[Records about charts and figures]
==============================

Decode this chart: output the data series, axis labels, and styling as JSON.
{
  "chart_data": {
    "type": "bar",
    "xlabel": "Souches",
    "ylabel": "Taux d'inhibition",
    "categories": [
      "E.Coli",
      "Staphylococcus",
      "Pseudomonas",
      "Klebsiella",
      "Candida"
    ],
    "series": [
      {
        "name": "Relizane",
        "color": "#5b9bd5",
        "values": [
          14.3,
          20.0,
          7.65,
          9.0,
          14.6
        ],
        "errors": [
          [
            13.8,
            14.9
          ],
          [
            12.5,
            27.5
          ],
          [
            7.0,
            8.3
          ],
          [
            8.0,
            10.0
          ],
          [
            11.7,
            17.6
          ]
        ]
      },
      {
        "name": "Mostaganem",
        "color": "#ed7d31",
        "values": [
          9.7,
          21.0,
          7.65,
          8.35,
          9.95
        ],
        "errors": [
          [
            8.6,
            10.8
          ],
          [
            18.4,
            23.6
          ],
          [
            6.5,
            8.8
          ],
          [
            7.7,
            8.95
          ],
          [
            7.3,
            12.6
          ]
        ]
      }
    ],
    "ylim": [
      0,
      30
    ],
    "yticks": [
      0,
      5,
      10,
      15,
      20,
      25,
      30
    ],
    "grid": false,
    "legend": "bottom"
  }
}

==============================

■ Aim ■
Go through the records and copy each line with "series" in it.

■ Response to the task ■
Decode this chart: output the data series, axis labels, and styling as JSON.
    "series": [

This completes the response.